#### WRITTEN INSTRUCTION
Can you retype every record below exactly as written?

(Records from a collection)
★ ★ ★ ★ ★
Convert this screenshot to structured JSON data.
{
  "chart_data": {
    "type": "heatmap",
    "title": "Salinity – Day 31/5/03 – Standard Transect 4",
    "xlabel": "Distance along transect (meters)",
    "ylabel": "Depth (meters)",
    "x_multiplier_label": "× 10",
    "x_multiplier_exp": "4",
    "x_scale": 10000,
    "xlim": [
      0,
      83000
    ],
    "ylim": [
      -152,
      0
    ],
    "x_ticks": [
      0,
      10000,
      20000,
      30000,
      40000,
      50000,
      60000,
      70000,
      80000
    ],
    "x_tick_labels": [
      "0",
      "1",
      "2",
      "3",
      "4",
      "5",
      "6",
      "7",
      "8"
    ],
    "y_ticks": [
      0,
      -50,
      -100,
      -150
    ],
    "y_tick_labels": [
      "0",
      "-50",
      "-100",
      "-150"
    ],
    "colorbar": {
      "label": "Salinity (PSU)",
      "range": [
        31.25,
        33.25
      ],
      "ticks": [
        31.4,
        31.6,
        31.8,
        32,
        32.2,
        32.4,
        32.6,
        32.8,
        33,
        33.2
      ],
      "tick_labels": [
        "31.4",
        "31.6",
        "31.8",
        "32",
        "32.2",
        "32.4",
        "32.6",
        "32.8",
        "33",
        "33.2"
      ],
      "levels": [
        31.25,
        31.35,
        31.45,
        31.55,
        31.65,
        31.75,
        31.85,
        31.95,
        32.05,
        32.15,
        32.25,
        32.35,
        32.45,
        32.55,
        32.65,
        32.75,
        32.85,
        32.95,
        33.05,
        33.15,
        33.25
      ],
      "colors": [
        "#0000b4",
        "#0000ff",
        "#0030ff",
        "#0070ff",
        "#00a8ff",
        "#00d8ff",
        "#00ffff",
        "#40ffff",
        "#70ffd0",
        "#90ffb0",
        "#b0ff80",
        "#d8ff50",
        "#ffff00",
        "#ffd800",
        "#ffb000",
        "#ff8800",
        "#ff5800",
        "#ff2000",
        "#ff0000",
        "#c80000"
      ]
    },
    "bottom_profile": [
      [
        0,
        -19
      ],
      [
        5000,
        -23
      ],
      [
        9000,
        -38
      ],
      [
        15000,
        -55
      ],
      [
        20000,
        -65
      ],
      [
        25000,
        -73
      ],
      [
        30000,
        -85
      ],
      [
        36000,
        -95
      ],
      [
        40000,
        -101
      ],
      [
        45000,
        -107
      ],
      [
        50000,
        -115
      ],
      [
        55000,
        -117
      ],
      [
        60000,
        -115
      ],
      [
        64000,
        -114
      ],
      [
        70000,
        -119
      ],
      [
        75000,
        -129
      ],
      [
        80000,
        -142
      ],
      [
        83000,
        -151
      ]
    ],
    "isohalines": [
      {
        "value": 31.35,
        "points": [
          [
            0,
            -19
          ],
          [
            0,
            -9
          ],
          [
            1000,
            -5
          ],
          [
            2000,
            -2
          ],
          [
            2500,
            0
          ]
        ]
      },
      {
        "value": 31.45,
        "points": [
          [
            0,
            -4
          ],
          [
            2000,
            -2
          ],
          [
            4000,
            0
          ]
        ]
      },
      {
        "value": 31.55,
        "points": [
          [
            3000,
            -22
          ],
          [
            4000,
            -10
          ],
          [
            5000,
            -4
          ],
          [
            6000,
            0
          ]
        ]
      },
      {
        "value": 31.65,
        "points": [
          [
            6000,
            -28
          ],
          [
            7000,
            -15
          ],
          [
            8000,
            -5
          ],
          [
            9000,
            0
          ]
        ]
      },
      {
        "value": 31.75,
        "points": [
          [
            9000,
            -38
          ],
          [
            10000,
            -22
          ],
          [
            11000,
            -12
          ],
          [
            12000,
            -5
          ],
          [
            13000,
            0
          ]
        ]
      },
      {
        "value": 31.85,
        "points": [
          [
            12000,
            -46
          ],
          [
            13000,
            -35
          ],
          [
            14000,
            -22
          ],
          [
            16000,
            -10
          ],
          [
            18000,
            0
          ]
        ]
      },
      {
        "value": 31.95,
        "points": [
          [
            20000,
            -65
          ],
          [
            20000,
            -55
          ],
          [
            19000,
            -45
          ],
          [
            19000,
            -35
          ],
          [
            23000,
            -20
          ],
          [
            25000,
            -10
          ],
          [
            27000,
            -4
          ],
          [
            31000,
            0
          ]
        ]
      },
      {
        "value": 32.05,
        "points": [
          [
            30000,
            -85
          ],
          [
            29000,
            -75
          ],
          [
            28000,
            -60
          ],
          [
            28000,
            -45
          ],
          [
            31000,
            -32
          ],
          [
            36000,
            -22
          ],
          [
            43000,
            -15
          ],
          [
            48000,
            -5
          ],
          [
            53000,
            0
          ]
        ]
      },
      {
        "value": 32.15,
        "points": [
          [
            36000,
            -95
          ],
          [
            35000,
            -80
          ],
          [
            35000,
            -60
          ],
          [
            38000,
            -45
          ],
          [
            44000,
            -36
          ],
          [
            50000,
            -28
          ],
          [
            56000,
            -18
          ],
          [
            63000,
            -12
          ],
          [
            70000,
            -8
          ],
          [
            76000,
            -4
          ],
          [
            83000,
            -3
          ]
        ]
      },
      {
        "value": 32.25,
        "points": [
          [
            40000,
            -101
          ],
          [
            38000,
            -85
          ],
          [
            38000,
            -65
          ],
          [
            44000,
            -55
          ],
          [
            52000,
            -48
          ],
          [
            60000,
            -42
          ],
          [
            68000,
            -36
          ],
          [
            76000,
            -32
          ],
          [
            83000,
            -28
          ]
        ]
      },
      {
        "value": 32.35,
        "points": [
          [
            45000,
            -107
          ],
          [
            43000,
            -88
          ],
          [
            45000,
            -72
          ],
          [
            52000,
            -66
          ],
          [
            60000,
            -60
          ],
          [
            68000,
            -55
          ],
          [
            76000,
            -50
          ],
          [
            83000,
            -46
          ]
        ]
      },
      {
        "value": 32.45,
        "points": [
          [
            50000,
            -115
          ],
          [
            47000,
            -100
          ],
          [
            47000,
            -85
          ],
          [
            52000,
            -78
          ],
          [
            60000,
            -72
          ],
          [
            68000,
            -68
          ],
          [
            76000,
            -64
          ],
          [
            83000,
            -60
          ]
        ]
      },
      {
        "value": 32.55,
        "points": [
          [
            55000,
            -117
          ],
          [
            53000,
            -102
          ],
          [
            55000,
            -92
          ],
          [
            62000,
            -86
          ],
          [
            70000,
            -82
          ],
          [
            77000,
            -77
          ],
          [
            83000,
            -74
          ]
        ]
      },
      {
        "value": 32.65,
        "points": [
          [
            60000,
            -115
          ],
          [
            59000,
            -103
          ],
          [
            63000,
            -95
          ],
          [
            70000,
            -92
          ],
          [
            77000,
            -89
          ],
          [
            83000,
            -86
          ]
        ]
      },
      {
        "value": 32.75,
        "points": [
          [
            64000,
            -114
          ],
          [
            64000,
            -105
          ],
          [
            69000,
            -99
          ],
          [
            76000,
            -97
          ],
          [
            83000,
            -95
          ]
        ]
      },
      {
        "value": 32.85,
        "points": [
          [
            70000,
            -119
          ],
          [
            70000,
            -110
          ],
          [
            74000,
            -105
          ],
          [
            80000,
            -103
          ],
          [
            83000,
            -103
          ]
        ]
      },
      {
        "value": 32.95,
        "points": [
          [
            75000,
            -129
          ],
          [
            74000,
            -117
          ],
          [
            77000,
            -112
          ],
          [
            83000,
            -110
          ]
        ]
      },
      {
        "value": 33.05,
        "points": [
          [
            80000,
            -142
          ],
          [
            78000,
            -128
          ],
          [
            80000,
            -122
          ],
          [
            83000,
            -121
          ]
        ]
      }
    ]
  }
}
★ ★ ★ ★ ★
#### FULL OUTPUT
Convert this screenshot to structured JSON data.
{
  "chart_data": {
    "type": "heatmap",
    "title": "Salinity – Day 31/5/03 – Standard Transect 4",
    "xlabel": "Distance along transect (meters)",
    "ylabel": "Depth (meters)",
    "x_multiplier_label": "× 10",
    "x_multiplier_exp": "4",
    "x_scale": 10000,
    "xlim": [
      0,
      83000
    ],
    "ylim": [
      -152,
      0
    ],
    "x_ticks": [
      0,
      10000,
      20000,
      30000,
      40000,
      50000,
      60000,
      70000,
      80000
    ],
    "x_tick_labels": [
      "0",
      "1",
      "2",
      "3",
      "4",
      "5",
      "6",
      "7",
      "8"
    ],
    "y_ticks": [
      0,
      -50,
      -100,
      -150
    ],
    "y_tick_labels": [
      "0",
      "-50",
      "-100",
      "-150"
    ],
    "colorbar": {
      "label": "Salinity (PSU)",
      "range": [
        31.25,
        33.25
      ],
      "ticks": [
        31.4,
        31.6,
        31.8,
        32,
        32.2,
        32.4,
        32.6,
        32.8,
        33,
        33.2
      ],
      "tick_labels": [
        "31.4",
        "31.6",
        "31.8",
        "32",
        "32.2",
        "32.4",
        "32.6",
        "32.8",
        "33",
        "33.2"
      ],
      "levels": [
        31.25,
        31.35,
        31.45,
        31.55,
        31.65,
        31.75,
        31.85,
        31.95,
        32.05,
        32.15,
        32.25,
        32.35,
        32.45,
        32.55,
        32.65,
        32.75,
        32.85,
        32.95,
        33.05,
        33.15,
        33.25
      ],
      "colors": [
        "#0000b4",
        "#0000ff",
        "#0030ff",
        "#0070ff",
        "#00a8ff",
        "#00d8ff",
        "#00ffff",
        "#40ffff",
        "#70ffd0",
        "#90ffb0",
        "#b0ff80",
        "#d8ff50",
        "#ffff00",
        "#ffd800",
        "#ffb000",
        "#ff8800",
        "#ff5800",
        "#ff2000",
        "#ff0000",
        "#c80000"
      ]
    },
    "bottom_profile": [
      [
        0,
        -19
      ],
      [
        5000,
        -23
      ],
      [
        9000,
        -38
      ],
      [
        15000,
        -55
      ],
      [
        20000,
        -65
      ],
      [
        25000,
        -73
      ],
      [
        30000,
        -85
      ],
      [
        36000,
        -95
      ],
      [
        40000,
        -101
      ],
      [
        45000,
        -107
      ],
      [
        50000,
        -115
      ],
      [
        55000,
        -117
      ],
      [
        60000,
        -115
      ],
      [
        64000,
        -114
      ],
      [
        70000,
        -119
      ],
      [
        75000,
        -129
      ],
      [
        80000,
        -142
      ],
      [
        83000,
        -151
      ]
    ],
    "isohalines": [
      {
        "value": 31.35,
        "points": [
          [
            0,
            -19
          ],
          [
            0,
            -9
          ],
          [
            1000,
            -5
          ],
          [
            2000,
            -2
          ],
          [
            2500,
            0
          ]
        ]
      },
      {
        "value": 31.45,
        "points": [
          [
            0,
            -4
          ],
          [
            2000,
            -2
          ],
          [
            4000,
            0
          ]
        ]
      },
      {
        "value": 31.55,
        "points": [
          [
            3000,
            -22
          ],
          [
            4000,
            -10
          ],
          [
            5000,
            -4
          ],
          [
            6000,
            0
          ]
        ]
      },
      {
        "value": 31.65,
        "points": [
          [
            6000,
            -28
          ],
          [
            7000,
            -15
          ],
          [
            8000,
            -5
          ],
          [
            9000,
            0
          ]
        ]
      },
      {
        "value": 31.75,
        "points": [
          [
            9000,
            -38
          ],
          [
            10000,
            -22
          ],
          [
            11000,
            -12
          ],
          [
            12000,
            -5
          ],
          [
            13000,
            0
          ]
        ]
      },
      {
        "value": 31.85,
        "points": [
          [
            12000,
            -46
          ],
          [
            13000,
            -35
          ],
          [
            14000,
            -22
          ],
          [
            16000,
            -10
          ],
          [
            18000,
            0
          ]
        ]
      },
      {
        "value": 31.95,
        "points": [
          [
            20000,
            -65
          ],
          [
            20000,
            -55
          ],
          [
            19000,
            -45
          ],
          [
            19000,
            -35
          ],
          [
            23000,
            -20
          ],
          [
            25000,
            -10
          ],
          [
            27000,
            -4
          ],
          [
            31000,
            0
          ]
        ]
      },
      {
        "value": 32.05,
        "points": [
          [
            30000,
            -85
          ],
          [
            29000,
            -75
          ],
          [
            28000,
            -60
          ],
          [
            28000,
            -45
          ],
          [
            31000,
            -32
          ],
          [
            36000,
            -22
          ],
          [
            43000,
            -15
          ],
          [
            48000,
            -5
          ],
          [
            53000,
            0
          ]
        ]
      },
      {
        "value": 32.15,
        "points": [
          [
            36000,
            -95
          ],
          [
            35000,
            -80
          ],
          [
            35000,
            -60
          ],
          [
            38000,
            -45
          ],
          [
            44000,
            -36
          ],
          [
            50000,
            -28
          ],
          [
            56000,
            -18
          ],
          [
            63000,
            -12
          ],
          [
            70000,
            -8
          ],
          [
            76000,
            -4
          ],
          [
            83000,
            -3
          ]
        ]
      },
      {
        "value": 32.25,
        "points": [
          [
            40000,
            -101
          ],
          [
            38000,
            -85
          ],
          [
            38000,
            -65
          ],
          [
            44000,
            -55
          ],
          [
            52000,
            -48
          ],
          [
            60000,
            -42
          ],
          [
            68000,
            -36
          ],
          [
            76000,
            -32
          ],
          [
            83000,
            -28
          ]
        ]
      },
      {
        "value": 32.35,
        "points": [
          [
            45000,
            -107
          ],
          [
            43000,
            -88
          ],
          [
            45000,
            -72
          ],
          [
            52000,
            -66
          ],
          [
            60000,
            -60
          ],
          [
            68000,
            -55
          ],
          [
            76000,
            -50
          ],
          [
            83000,
            -46
          ]
        ]
      },
      {
        "value": 32.45,
        "points": [
          [
            50000,
            -115
          ],
          [
            47000,
            -100
          ],
          [
            47000,
            -85
          ],
          [
            52000,
            -78
          ],
          [
            60000,
            -72
          ],
          [
            68000,
            -68
          ],
          [
            76000,
            -64
          ],
          [
            83000,
            -60
          ]
        ]
      },
      {
        "value": 32.55,
        "points": [
          [
            55000,
            -117
          ],
          [
            53000,
            -102
          ],
          [
            55000,
            -92
          ],
          [
            62000,
            -86
          ],
          [
            70000,
            -82
          ],
          [
            77000,
            -77
          ],
          [
            83000,
            -74
          ]
        ]
      },
      {
        "value": 32.65,
        "points": [
          [
            60000,
            -115
          ],
          [
            59000,
            -103
          ],
          [
            63000,
            -95
          ],
          [
            70000,
            -92
          ],
          [
            77000,
            -89
          ],
          [
            83000,
            -86
          ]
        ]
      },
      {
        "value": 32.75,
        "points": [
          [
            64000,
            -114
          ],
          [
            64000,
            -105
          ],
          [
            69000,
            -99
          ],
          [
            76000,
            -97
          ],
          [
            83000,
            -95
          ]
        ]
      },
      {
        "value": 32.85,
        "points": [
          [
            70000,
            -119
          ],
          [
            70000,
            -110
          ],
          [
            74000,
            -105
          ],
          [
            80000,
            -103
          ],
          [
            83000,
            -103
          ]
        ]
      },
      {
        "value": 32.95,
        "points": [
          [
            75000,
            -129
          ],
          [
            74000,
            -117
          ],
          [
            77000,
            -112
          ],
          [
            83000,
            -110
          ]
        ]
      },
      {
        "value": 33.05,
        "points": [
          [
            80000,
            -142
          ],
          [
            78000,
            -128
          ],
          [
            80000,
            -122
          ],
          [
            83000,
            -121
          ]
        ]
      }
    ]
  }
}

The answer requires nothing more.